■ Problem to work on
Of all the lines here, how many include the string "activity"? Answer with the number only.

:::::

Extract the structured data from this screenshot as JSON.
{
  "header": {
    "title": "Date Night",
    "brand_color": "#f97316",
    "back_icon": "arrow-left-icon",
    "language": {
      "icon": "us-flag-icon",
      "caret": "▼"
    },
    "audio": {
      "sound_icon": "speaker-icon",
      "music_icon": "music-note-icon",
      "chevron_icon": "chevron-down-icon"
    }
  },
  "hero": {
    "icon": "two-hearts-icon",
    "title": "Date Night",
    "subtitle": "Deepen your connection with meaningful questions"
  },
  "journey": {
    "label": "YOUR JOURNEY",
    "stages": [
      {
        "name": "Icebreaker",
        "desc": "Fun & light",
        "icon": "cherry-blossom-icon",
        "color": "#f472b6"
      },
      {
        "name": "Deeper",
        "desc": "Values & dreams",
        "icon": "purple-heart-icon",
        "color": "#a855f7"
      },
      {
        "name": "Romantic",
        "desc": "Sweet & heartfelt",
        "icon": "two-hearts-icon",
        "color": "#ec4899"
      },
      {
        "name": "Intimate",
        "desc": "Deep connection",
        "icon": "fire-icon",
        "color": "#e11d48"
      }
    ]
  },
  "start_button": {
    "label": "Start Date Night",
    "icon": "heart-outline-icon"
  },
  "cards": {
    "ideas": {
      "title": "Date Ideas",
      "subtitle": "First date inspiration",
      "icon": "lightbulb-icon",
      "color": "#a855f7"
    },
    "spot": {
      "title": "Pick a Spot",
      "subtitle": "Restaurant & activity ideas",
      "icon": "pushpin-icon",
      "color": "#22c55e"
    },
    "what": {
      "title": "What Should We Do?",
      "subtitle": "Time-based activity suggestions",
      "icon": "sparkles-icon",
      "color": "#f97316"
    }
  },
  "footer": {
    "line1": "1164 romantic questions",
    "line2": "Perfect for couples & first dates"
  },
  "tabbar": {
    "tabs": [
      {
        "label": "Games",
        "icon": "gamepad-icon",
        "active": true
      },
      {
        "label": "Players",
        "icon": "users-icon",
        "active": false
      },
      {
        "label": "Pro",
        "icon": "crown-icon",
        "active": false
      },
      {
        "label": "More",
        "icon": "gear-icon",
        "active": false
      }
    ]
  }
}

:::::

■ Solution to this problem
2